▸ Supplied text:
··········
3. Verify the certificate from an external node:

   $ openssl s_client -connect <VIP-OAM-IP>:3301 -showcerts -tls1

   Output:

   CONNECTED(00000003) /.../ <Certificate output>

5.5.3.7   General Cleanup

Backup all SSL working files, including the SSL keystore passwords, from the system to a secure storage area.

Files to be backed up are the:

• Keystore files
• CSR request file
• CA authority certificate files

5.6   Configuring Authentication Rules of GUI Users

This section describes how to configure authentication rules for GUI users, including:

• Password rules that must be fulfilled when setting a password for GUI users.
• Input parameters of Brute Force Protection Algorithm.

5.6.1   Brute Force Protection Algorithm

Brute Force Protection Algorithm is applied on the default admin GUI user because this user can not be permanently locked out from system.

Once the AUTHN_MAX_LOGIN_ATTEMPTS is reached for the default admin GUI user, the user is locked out for a period. The Brute Force Protection Algorithm determines the locking period as follows:

• When the admin user is locked for the 1^st time, the locking period is AUTHN_BRUTE_FORCE_INITIAL_LOCK_PERIOD (5 seconds by default).
··········
▸ Dataset content:
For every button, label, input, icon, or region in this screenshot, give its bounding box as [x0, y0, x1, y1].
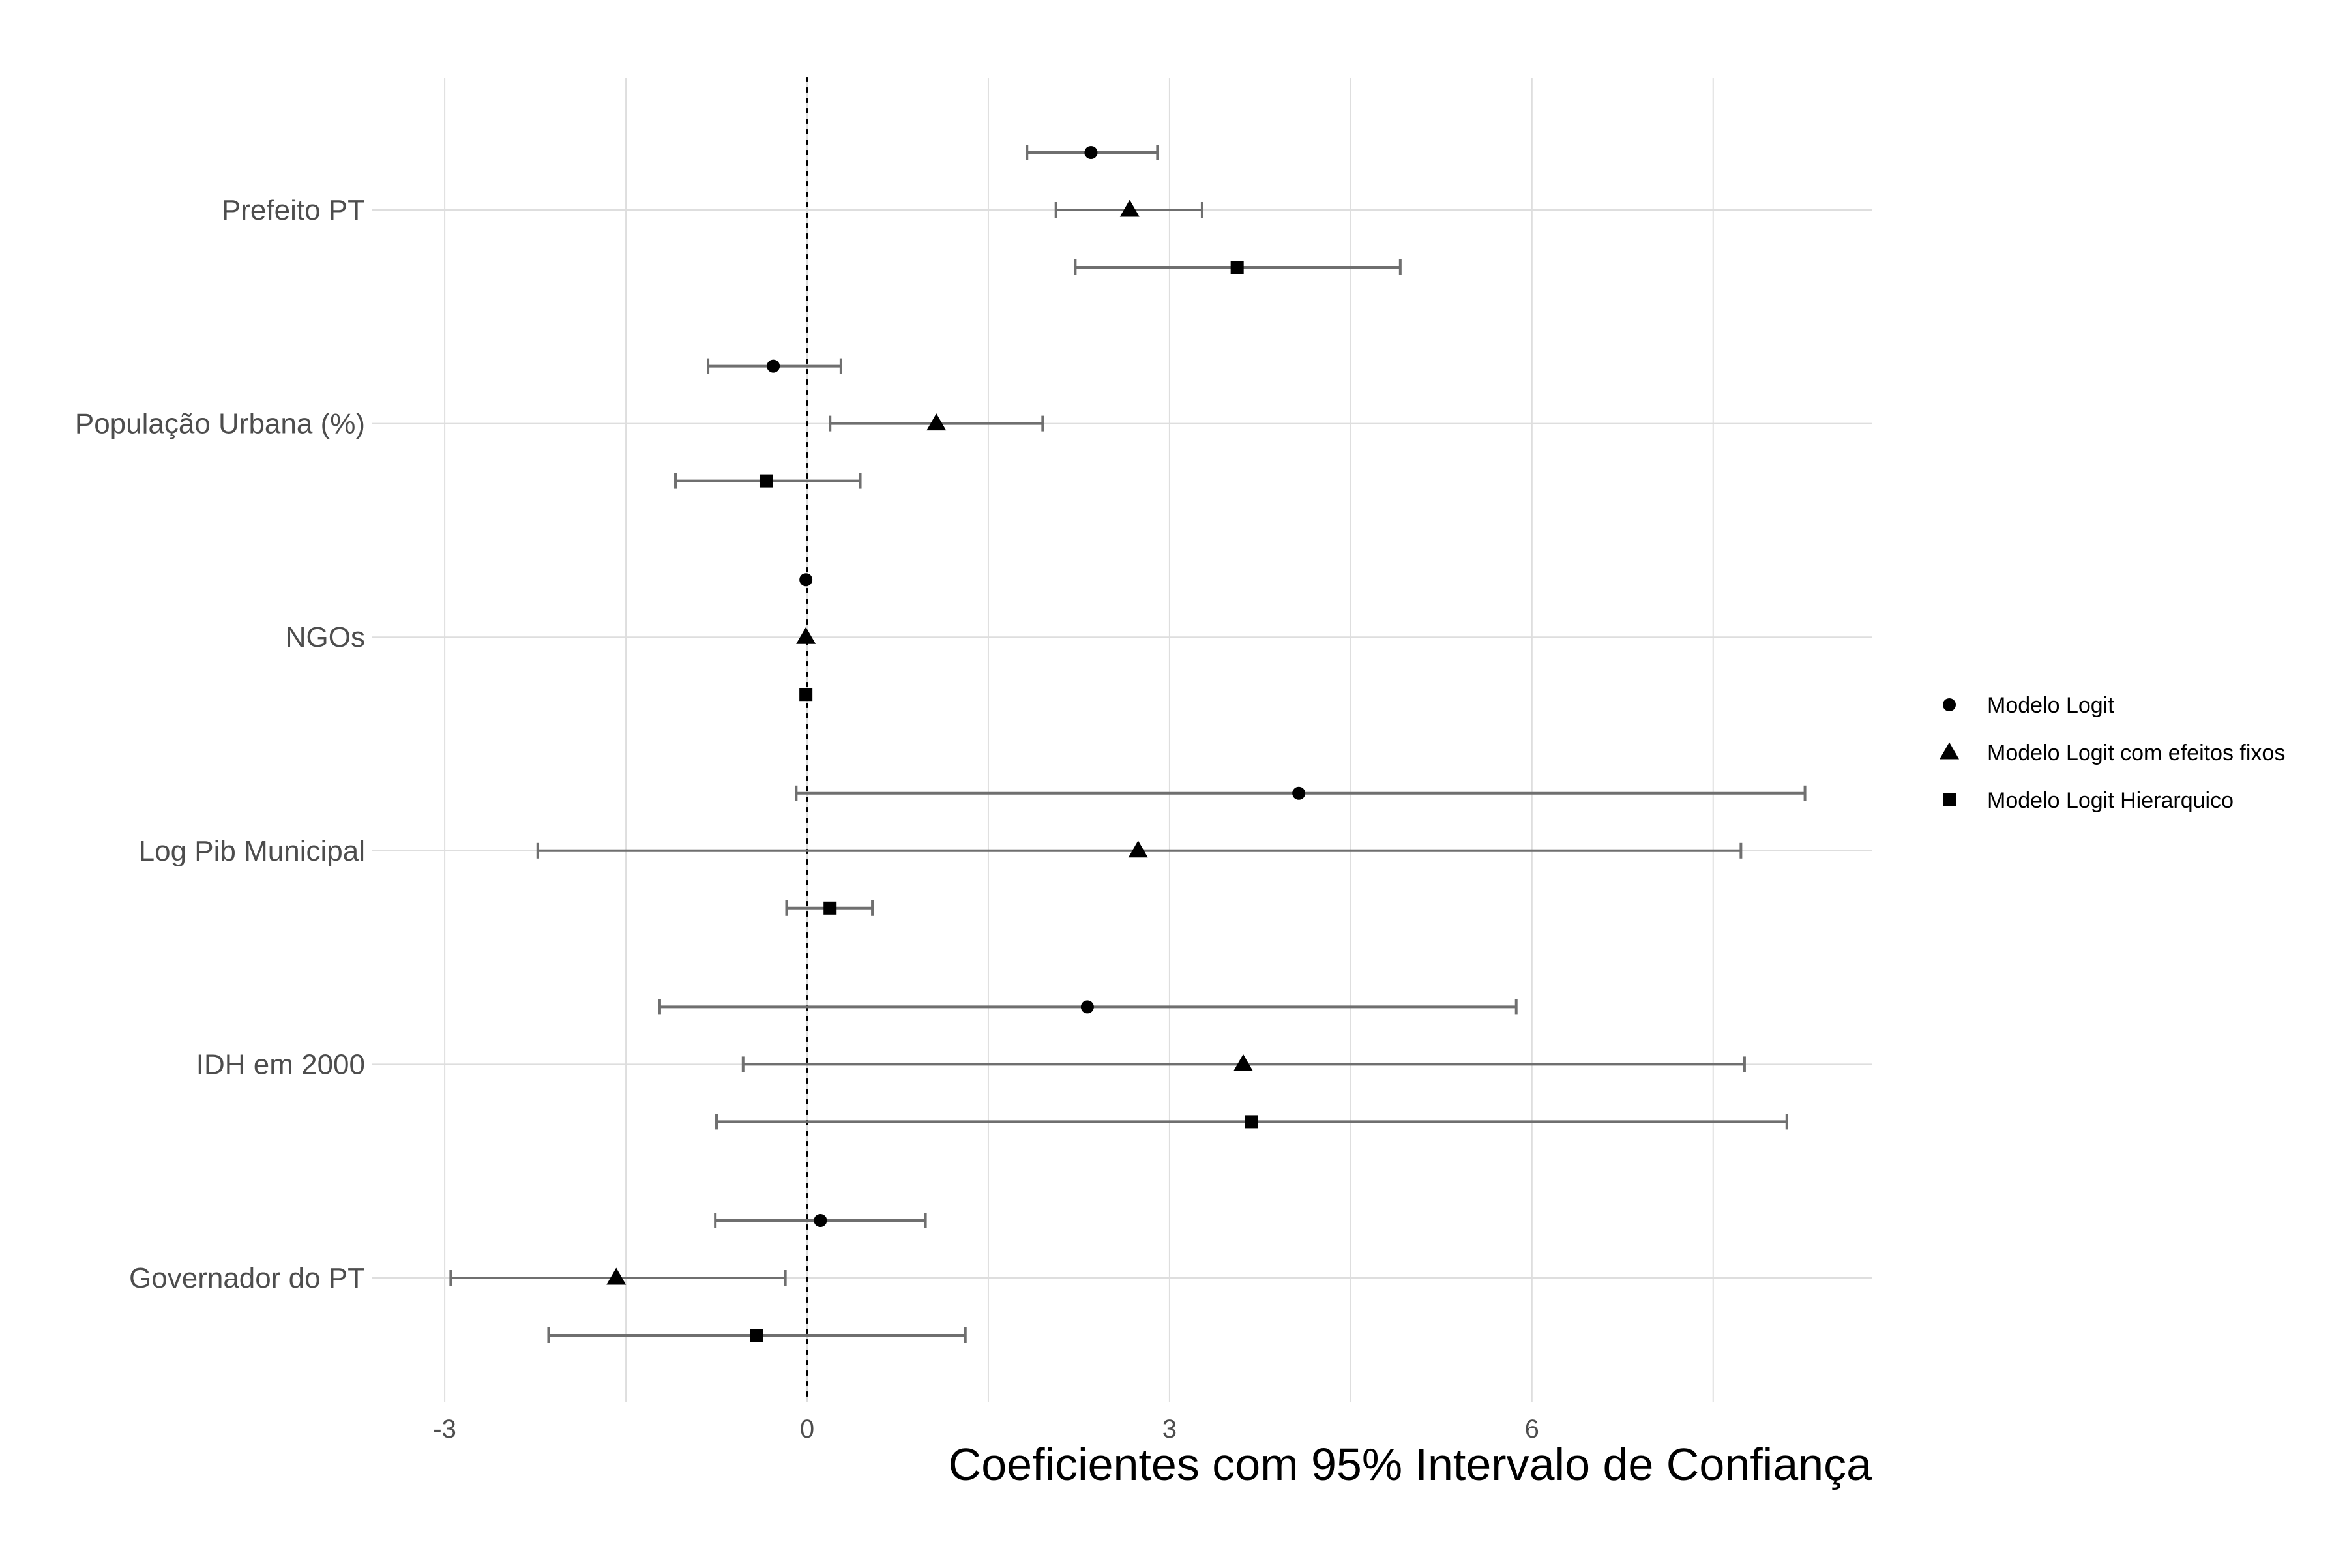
point-circle [814, 1214, 827, 1227]
point-square [823, 901, 837, 915]
legend-label: Modelo Logit [1987, 693, 2114, 718]
y-tick-label: Log Pib Municipal [139, 835, 365, 867]
legend-label: Modelo Logit Hierarquico [1987, 788, 2234, 813]
point-triangle [1233, 1054, 1253, 1071]
point-circle [799, 573, 813, 587]
point-triangle [796, 627, 816, 644]
point-square [799, 688, 813, 702]
x-tick-label: -3 [433, 1415, 456, 1443]
legend-label: Modelo Logit com efeitos fixos [1987, 741, 2285, 765]
grid-layer [372, 78, 1872, 1402]
point-square [1230, 261, 1244, 274]
y-axis-labels: Prefeito PT População Urbana (%) NGOs Log P… [75, 194, 365, 1294]
y-tick-label: IDH em 2000 [196, 1048, 365, 1080]
point-triangle [1128, 840, 1148, 858]
legend-marker-square-icon [1943, 793, 1956, 806]
legend-marker-circle-icon [1943, 698, 1956, 711]
point-square [759, 474, 773, 488]
point-triangle [606, 1267, 627, 1285]
legend: Modelo Logit Modelo Logit com efeitos fix… [1940, 693, 2285, 813]
legend-item: Modelo Logit com efeitos fixos [1940, 741, 2285, 765]
point-triangle [1119, 200, 1140, 217]
point-circle [767, 359, 780, 373]
x-axis-labels: -3 0 3 6 [433, 1415, 1539, 1443]
legend-marker-triangle-icon [1940, 742, 1959, 760]
x-axis-title: Coeficientes com 95% Intervalo de Confia… [949, 1439, 1872, 1490]
point-circle [1292, 786, 1306, 800]
point-estimate-layer [606, 146, 1306, 1342]
x-tick-label: 3 [1162, 1415, 1177, 1443]
point-circle [1084, 146, 1098, 159]
y-tick-label: População Urbana (%) [75, 408, 365, 440]
point-circle [1080, 1000, 1094, 1014]
confidence-interval-layer [449, 145, 1807, 1343]
x-tick-label: 6 [1525, 1415, 1539, 1443]
legend-item: Modelo Logit Hierarquico [1943, 788, 2234, 813]
point-triangle [926, 413, 947, 431]
x-tick-label: 0 [800, 1415, 814, 1443]
y-tick-label: NGOs [286, 621, 365, 653]
y-tick-label: Governador do PT [129, 1262, 365, 1294]
y-tick-label: Prefeito PT [222, 194, 365, 226]
point-square [750, 1329, 763, 1342]
point-square [1245, 1115, 1258, 1129]
legend-item: Modelo Logit [1943, 693, 2114, 718]
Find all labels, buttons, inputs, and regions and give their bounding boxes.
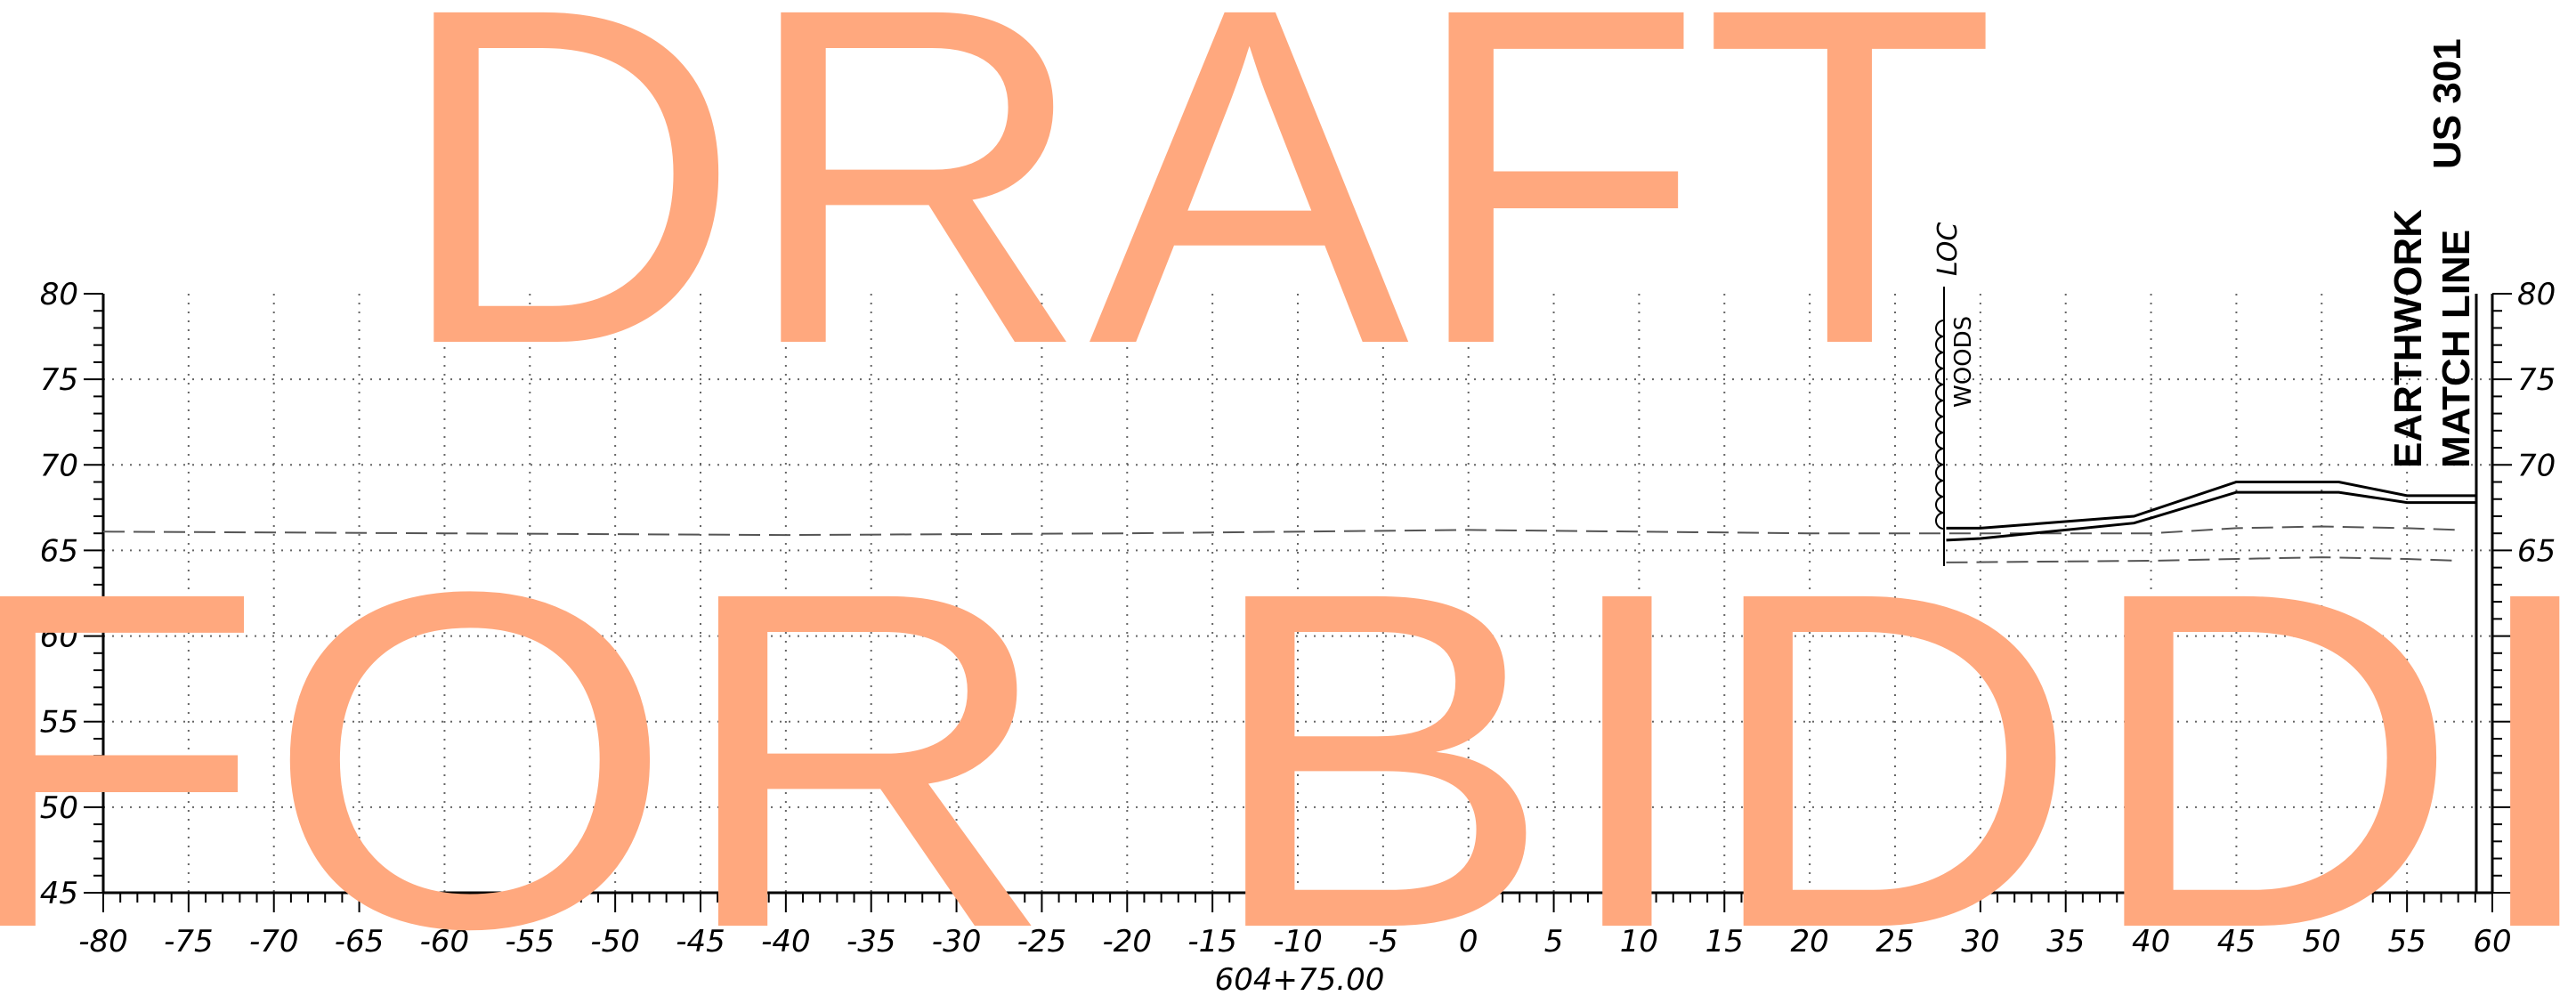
x-tick-label: -65: [335, 924, 385, 959]
x-tick-label: 35: [2046, 924, 2085, 959]
y-axis-left-labels: 45 50 55 60 65 70 75 80: [40, 277, 78, 911]
y-tick-label: 45: [2517, 876, 2556, 911]
x-tick-label: -30: [932, 924, 982, 959]
x-tick-label: -40: [761, 924, 811, 959]
y-tick-label: 75: [40, 362, 78, 398]
y-tick-label: 65: [2517, 533, 2556, 569]
x-axis-labels: -80 -75 -70 -65 -60 -55 -50 -45 -40 -35 -30 -25 -20-…: [78, 924, 2511, 959]
y-tick-label: 50: [2517, 790, 2556, 826]
x-tick-label: 20: [1791, 924, 1829, 959]
x-tick-label: 0: [1459, 924, 1478, 959]
x-tick-label: 30: [1961, 924, 1999, 959]
y-axis-right-labels: 45 50 55 60 65 70 75 80: [2517, 277, 2556, 911]
x-tick-label: -15: [1187, 924, 1237, 959]
watermark-draft: DRAFT: [394, 0, 1997, 444]
x-tick-label: 55: [2388, 924, 2426, 959]
y-tick-label: 65: [40, 533, 78, 569]
x-tick-label: -80: [78, 924, 128, 959]
y-tick-label: 55: [40, 705, 78, 741]
proposed-grade-bottom-line: [1946, 490, 2475, 542]
x-tick-label: -5: [1368, 924, 1398, 959]
existing-ditch-line: [1946, 556, 2459, 563]
station-label: 604+75.00: [1215, 962, 1385, 998]
x-tick-label: 45: [2217, 924, 2256, 959]
y-tick-label: 80: [2517, 277, 2556, 312]
y-tick-label: 75: [2517, 362, 2556, 398]
proposed-grade-top-line: [1946, 481, 2475, 530]
match-line-label-3: US 301: [2426, 38, 2469, 169]
woods-label: WOODS: [1950, 316, 1977, 408]
x-tick-label: 40: [2132, 924, 2170, 959]
match-line-label-1: EARTHWORK: [2386, 209, 2430, 468]
match-line-label-2: MATCH LINE: [2434, 230, 2478, 468]
woods-symbol: [1935, 320, 1945, 530]
loc-label: LOC: [1932, 223, 1964, 276]
x-tick-label: -55: [506, 924, 555, 959]
y-tick-label: 55: [2517, 705, 2556, 741]
y-tick-label: 70: [40, 448, 78, 483]
x-tick-label: -35: [847, 924, 896, 959]
existing-ground-line: [102, 525, 2459, 537]
x-tick-label: 15: [1705, 924, 1744, 959]
x-tick-label: 25: [1875, 924, 1914, 959]
y-tick-label: 45: [40, 876, 78, 911]
x-tick-label: 60: [2473, 924, 2511, 959]
x-tick-label: 5: [1544, 924, 1564, 959]
tick-marks: [84, 293, 2512, 912]
x-tick-label: -70: [249, 924, 299, 959]
x-tick-label: 50: [2303, 924, 2341, 959]
x-tick-label: -20: [1103, 924, 1153, 959]
y-tick-label: 60: [2517, 619, 2556, 655]
watermark-for-bidding: FOR BIDDI: [0, 493, 2576, 1004]
x-tick-label: -75: [164, 924, 214, 959]
x-tick-label: -50: [590, 924, 640, 959]
x-tick-label: 10: [1620, 924, 1658, 959]
y-tick-label: 70: [2517, 448, 2556, 483]
x-tick-label: -45: [676, 924, 725, 959]
grid-lines: [103, 294, 2492, 893]
x-tick-label: -25: [1017, 924, 1067, 959]
x-tick-label: -10: [1273, 924, 1323, 959]
y-tick-label: 50: [40, 790, 78, 826]
x-tick-label: -60: [420, 924, 470, 959]
y-tick-label: 80: [40, 277, 78, 312]
y-tick-label: 60: [40, 619, 78, 655]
··········
▸ Instructions to follow:
Reproduce the supplied text from "5.6   Configuring" to "out from system.", swapping in "Login Protection Algorithm" for "Brute Force Protection Algorithm" wherever it appears. Rely only on the supplied text.

▸ Task solution:
5.6   Configuring Authentication Rules of GUI Users

This section describes how to configure authentication rules for GUI users, including:

• Password rules that must be fulfilled when setting a password for GUI users.
• Input parameters of Login Protection Algorithm.

5.6.1   Login Protection Algorithm

Login Protection Algorithm is applied on the default admin GUI user because this user can not be permanently locked out from system.